▶ _Direction_
The listing below is to be output in its exact form.

▶ _Entries supplied_
━━━━━━━━━━

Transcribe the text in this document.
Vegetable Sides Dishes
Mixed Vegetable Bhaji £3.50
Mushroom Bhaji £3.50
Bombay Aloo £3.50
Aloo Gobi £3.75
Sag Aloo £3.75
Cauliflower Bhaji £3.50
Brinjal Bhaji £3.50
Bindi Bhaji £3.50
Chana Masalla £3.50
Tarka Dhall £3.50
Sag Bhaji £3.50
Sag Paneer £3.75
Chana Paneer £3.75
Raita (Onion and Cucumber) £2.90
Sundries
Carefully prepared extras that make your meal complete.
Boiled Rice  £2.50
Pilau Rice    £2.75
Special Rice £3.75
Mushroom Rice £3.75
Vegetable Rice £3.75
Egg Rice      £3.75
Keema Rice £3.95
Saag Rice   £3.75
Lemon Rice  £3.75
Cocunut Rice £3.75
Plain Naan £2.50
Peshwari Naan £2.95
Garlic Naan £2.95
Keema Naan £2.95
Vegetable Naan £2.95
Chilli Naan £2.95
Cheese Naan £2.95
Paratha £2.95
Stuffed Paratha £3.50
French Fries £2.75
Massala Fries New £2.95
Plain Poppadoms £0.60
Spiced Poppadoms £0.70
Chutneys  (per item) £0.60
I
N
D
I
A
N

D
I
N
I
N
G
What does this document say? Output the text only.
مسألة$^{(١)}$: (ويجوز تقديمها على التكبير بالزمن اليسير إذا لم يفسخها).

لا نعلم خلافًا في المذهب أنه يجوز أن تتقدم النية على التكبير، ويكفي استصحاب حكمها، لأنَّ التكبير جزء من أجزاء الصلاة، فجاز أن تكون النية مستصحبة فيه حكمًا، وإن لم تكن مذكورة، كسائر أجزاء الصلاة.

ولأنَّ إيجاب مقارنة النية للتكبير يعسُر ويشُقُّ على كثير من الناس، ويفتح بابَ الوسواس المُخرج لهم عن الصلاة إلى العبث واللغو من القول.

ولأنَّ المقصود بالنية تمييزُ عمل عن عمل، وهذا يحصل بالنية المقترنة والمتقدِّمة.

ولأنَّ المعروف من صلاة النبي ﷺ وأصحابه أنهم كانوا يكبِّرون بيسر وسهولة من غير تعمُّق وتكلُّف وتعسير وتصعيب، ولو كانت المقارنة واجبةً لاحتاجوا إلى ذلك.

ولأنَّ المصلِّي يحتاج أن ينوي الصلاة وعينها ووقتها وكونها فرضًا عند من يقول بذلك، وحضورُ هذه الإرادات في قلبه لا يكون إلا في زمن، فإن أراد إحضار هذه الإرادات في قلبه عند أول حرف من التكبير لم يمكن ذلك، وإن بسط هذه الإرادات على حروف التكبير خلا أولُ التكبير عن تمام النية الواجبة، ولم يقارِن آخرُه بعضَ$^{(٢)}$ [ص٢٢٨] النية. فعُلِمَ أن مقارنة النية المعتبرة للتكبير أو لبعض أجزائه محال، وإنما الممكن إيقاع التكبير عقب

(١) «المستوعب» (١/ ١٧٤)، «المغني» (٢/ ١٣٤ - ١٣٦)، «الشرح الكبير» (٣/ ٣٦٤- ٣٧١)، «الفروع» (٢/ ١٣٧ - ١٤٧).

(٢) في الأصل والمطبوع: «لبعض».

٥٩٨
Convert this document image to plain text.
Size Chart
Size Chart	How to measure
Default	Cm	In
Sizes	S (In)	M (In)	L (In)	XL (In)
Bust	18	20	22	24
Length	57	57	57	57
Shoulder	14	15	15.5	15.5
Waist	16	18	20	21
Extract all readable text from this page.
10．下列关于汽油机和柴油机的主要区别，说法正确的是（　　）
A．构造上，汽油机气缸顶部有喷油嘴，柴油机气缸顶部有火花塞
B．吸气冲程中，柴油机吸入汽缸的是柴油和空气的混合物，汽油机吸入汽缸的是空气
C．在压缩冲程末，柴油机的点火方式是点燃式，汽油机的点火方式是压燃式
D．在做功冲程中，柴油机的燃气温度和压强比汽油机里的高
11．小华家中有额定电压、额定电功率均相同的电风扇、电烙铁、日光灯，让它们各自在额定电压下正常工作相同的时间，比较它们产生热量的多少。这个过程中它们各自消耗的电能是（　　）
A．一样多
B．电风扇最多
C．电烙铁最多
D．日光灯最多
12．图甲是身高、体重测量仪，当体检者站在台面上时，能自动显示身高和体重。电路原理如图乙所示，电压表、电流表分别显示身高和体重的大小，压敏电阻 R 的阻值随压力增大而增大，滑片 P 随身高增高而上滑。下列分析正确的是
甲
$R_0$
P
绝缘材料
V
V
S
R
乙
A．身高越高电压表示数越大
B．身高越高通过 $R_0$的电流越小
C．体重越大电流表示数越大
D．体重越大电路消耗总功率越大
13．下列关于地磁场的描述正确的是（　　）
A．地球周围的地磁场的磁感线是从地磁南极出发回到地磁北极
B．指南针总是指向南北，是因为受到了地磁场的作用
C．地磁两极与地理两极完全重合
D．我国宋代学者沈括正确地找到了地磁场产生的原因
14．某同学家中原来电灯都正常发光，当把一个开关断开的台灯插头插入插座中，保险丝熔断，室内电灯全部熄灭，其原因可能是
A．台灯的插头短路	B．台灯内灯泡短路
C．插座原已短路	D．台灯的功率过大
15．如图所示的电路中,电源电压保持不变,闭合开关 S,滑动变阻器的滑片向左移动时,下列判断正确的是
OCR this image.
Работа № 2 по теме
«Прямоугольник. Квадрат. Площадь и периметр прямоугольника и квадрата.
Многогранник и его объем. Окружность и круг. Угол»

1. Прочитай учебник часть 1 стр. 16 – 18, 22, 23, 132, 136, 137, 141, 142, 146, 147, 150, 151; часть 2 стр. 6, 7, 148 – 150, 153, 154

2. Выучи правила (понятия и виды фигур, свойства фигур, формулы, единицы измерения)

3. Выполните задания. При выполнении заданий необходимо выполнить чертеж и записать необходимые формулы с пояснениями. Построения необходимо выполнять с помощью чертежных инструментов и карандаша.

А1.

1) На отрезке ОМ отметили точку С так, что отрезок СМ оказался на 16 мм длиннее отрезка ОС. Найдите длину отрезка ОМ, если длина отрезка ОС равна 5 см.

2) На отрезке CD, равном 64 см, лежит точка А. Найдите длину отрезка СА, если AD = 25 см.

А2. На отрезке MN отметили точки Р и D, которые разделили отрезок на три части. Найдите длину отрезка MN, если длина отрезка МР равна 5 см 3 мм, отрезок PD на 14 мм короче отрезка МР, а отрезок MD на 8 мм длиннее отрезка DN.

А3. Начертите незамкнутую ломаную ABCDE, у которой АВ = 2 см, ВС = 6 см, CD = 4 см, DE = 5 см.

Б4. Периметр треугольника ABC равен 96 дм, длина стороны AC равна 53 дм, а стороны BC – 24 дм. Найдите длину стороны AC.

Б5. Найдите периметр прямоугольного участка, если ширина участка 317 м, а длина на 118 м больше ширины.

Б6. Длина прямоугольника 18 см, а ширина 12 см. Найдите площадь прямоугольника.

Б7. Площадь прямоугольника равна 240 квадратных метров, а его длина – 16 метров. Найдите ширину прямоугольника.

━━━━━━━━━━

▶ _Solution for this problem_
Transcribe the text in this document.
Vegetable Sides Dishes
Mixed Vegetable Bhaji £3.50
Mushroom Bhaji £3.50
Bombay Aloo £3.50
Aloo Gobi £3.75
Sag Aloo £3.75
Cauliflower Bhaji £3.50
Brinjal Bhaji £3.50
Bindi Bhaji £3.50
Chana Masalla £3.50
Tarka Dhall £3.50
Sag Bhaji £3.50
Sag Paneer £3.75
Chana Paneer £3.75
Raita (Onion and Cucumber) £2.90
Sundries
Carefully prepared extras that make your meal complete.
Boiled Rice  £2.50
Pilau Rice    £2.75
Special Rice £3.75
Mushroom Rice £3.75
Vegetable Rice £3.75
Egg Rice      £3.75
Keema Rice £3.95
Saag Rice   £3.75
Lemon Rice  £3.75
Cocunut Rice £3.75
Plain Naan £2.50
Peshwari Naan £2.95
Garlic Naan £2.95
Keema Naan £2.95
Vegetable Naan £2.95
Chilli Naan £2.95
Cheese Naan £2.95
Paratha £2.95
Stuffed Paratha £3.50
French Fries £2.75
Massala Fries New £2.95
Plain Poppadoms £0.60
Spiced Poppadoms £0.70
Chutneys  (per item) £0.60
I
N
D
I
A
N

D
I
N
I
N
G
What does this document say? Output the text only.
مسألة$^{(١)}$: (ويجوز تقديمها على التكبير بالزمن اليسير إذا لم يفسخها).

لا نعلم خلافًا في المذهب أنه يجوز أن تتقدم النية على التكبير، ويكفي استصحاب حكمها، لأنَّ التكبير جزء من أجزاء الصلاة، فجاز أن تكون النية مستصحبة فيه حكمًا، وإن لم تكن مذكورة، كسائر أجزاء الصلاة.

ولأنَّ إيجاب مقارنة النية للتكبير يعسُر ويشُقُّ على كثير من الناس، ويفتح بابَ الوسواس المُخرج لهم عن الصلاة إلى العبث واللغو من القول.

ولأنَّ المقصود بالنية تمييزُ عمل عن عمل، وهذا يحصل بالنية المقترنة والمتقدِّمة.

ولأنَّ المعروف من صلاة النبي ﷺ وأصحابه أنهم كانوا يكبِّرون بيسر وسهولة من غير تعمُّق وتكلُّف وتعسير وتصعيب، ولو كانت المقارنة واجبةً لاحتاجوا إلى ذلك.

ولأنَّ المصلِّي يحتاج أن ينوي الصلاة وعينها ووقتها وكونها فرضًا عند من يقول بذلك، وحضورُ هذه الإرادات في قلبه لا يكون إلا في زمن، فإن أراد إحضار هذه الإرادات في قلبه عند أول حرف من التكبير لم يمكن ذلك، وإن بسط هذه الإرادات على حروف التكبير خلا أولُ التكبير عن تمام النية الواجبة، ولم يقارِن آخرُه بعضَ$^{(٢)}$ [ص٢٢٨] النية. فعُلِمَ أن مقارنة النية المعتبرة للتكبير أو لبعض أجزائه محال، وإنما الممكن إيقاع التكبير عقب

(١) «المستوعب» (١/ ١٧٤)، «المغني» (٢/ ١٣٤ - ١٣٦)، «الشرح الكبير» (٣/ ٣٦٤- ٣٧١)، «الفروع» (٢/ ١٣٧ - ١٤٧).

(٢) في الأصل والمطبوع: «لبعض».

٥٩٨
Convert this document image to plain text.
Size Chart
Size Chart	How to measure
Default	Cm	In
Sizes	S (In)	M (In)	L (In)	XL (In)
Bust	18	20	22	24
Length	57	57	57	57
Shoulder	14	15	15.5	15.5
Waist	16	18	20	21
Extract all readable text from this page.
10．下列关于汽油机和柴油机的主要区别，说法正确的是（　　）
A．构造上，汽油机气缸顶部有喷油嘴，柴油机气缸顶部有火花塞
B．吸气冲程中，柴油机吸入汽缸的是柴油和空气的混合物，汽油机吸入汽缸的是空气
C．在压缩冲程末，柴油机的点火方式是点燃式，汽油机的点火方式是压燃式
D．在做功冲程中，柴油机的燃气温度和压强比汽油机里的高
11．小华家中有额定电压、额定电功率均相同的电风扇、电烙铁、日光灯，让它们各自在额定电压下正常工作相同的时间，比较它们产生热量的多少。这个过程中它们各自消耗的电能是（　　）
A．一样多
B．电风扇最多
C．电烙铁最多
D．日光灯最多
12．图甲是身高、体重测量仪，当体检者站在台面上时，能自动显示身高和体重。电路原理如图乙所示，电压表、电流表分别显示身高和体重的大小，压敏电阻 R 的阻值随压力增大而增大，滑片 P 随身高增高而上滑。下列分析正确的是
甲
$R_0$
P
绝缘材料
V
V
S
R
乙
A．身高越高电压表示数越大
B．身高越高通过 $R_0$的电流越小
C．体重越大电流表示数越大
D．体重越大电路消耗总功率越大
13．下列关于地磁场的描述正确的是（　　）
A．地球周围的地磁场的磁感线是从地磁南极出发回到地磁北极
B．指南针总是指向南北，是因为受到了地磁场的作用
C．地磁两极与地理两极完全重合
D．我国宋代学者沈括正确地找到了地磁场产生的原因
14．某同学家中原来电灯都正常发光，当把一个开关断开的台灯插头插入插座中，保险丝熔断，室内电灯全部熄灭，其原因可能是
A．台灯的插头短路	B．台灯内灯泡短路
C．插座原已短路	D．台灯的功率过大
15．如图所示的电路中,电源电压保持不变,闭合开关 S,滑动变阻器的滑片向左移动时,下列判断正确的是
OCR this image.
Работа № 2 по теме
«Прямоугольник. Квадрат. Площадь и периметр прямоугольника и квадрата.
Многогранник и его объем. Окружность и круг. Угол»

1. Прочитай учебник часть 1 стр. 16 – 18, 22, 23, 132, 136, 137, 141, 142, 146, 147, 150, 151; часть 2 стр. 6, 7, 148 – 150, 153, 154

2. Выучи правила (понятия и виды фигур, свойства фигур, формулы, единицы измерения)

3. Выполните задания. При выполнении заданий необходимо выполнить чертеж и записать необходимые формулы с пояснениями. Построения необходимо выполнять с помощью чертежных инструментов и карандаша.

А1.

1) На отрезке ОМ отметили точку С так, что отрезок СМ оказался на 16 мм длиннее отрезка ОС. Найдите длину отрезка ОМ, если длина отрезка ОС равна 5 см.

2) На отрезке CD, равном 64 см, лежит точка А. Найдите длину отрезка СА, если AD = 25 см.

А2. На отрезке MN отметили точки Р и D, которые разделили отрезок на три части. Найдите длину отрезка MN, если длина отрезка МР равна 5 см 3 мм, отрезок PD на 14 мм короче отрезка МР, а отрезок MD на 8 мм длиннее отрезка DN.

А3. Начертите незамкнутую ломаную ABCDE, у которой АВ = 2 см, ВС = 6 см, CD = 4 см, DE = 5 см.

Б4. Периметр треугольника ABC равен 96 дм, длина стороны AC равна 53 дм, а стороны BC – 24 дм. Найдите длину стороны AC.

Б5. Найдите периметр прямоугольного участка, если ширина участка 317 м, а длина на 118 м больше ширины.

Б6. Длина прямоугольника 18 см, а ширина 12 см. Найдите площадь прямоугольника.

Б7. Площадь прямоугольника равна 240 квадратных метров, а его длина – 16 метров. Найдите ширину прямоугольника.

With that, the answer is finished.